◆ THE DATA ◆
- - - - -

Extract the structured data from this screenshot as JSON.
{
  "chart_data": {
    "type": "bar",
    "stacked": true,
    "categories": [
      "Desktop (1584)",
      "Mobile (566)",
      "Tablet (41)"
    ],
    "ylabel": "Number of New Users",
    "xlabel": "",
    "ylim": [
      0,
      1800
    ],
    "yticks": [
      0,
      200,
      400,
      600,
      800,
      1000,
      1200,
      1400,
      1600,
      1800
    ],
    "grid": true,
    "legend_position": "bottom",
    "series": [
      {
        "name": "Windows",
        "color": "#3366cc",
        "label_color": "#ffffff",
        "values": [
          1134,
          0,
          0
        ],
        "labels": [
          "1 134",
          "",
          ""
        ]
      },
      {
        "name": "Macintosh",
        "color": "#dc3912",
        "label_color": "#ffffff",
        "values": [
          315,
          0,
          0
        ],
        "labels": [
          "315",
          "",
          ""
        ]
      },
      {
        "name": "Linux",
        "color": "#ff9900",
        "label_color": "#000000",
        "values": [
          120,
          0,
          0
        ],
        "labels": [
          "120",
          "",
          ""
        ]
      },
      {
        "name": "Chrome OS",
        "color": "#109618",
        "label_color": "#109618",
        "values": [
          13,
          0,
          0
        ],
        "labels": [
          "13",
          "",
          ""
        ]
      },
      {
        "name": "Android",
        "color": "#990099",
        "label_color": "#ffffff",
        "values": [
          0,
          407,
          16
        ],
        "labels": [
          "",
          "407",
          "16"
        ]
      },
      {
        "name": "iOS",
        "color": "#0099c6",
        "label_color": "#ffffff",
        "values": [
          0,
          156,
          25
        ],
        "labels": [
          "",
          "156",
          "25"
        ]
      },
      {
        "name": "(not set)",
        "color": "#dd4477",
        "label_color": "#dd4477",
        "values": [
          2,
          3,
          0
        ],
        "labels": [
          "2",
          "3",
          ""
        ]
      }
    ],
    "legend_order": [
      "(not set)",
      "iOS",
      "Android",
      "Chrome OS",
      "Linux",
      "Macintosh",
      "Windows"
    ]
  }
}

- - - - -

◆ WHAT THE TASK REQUIRES ◆
Keep only those lines of the records that hold "name", and return them.

◆ ANSWER TO THIS EXERCISE ◆
        "name": "Windows",
        "name": "Macintosh",
        "name": "Linux",
        "name": "Chrome OS",
        "name": "Android",
        "name": "iOS",
        "name": "(not set)",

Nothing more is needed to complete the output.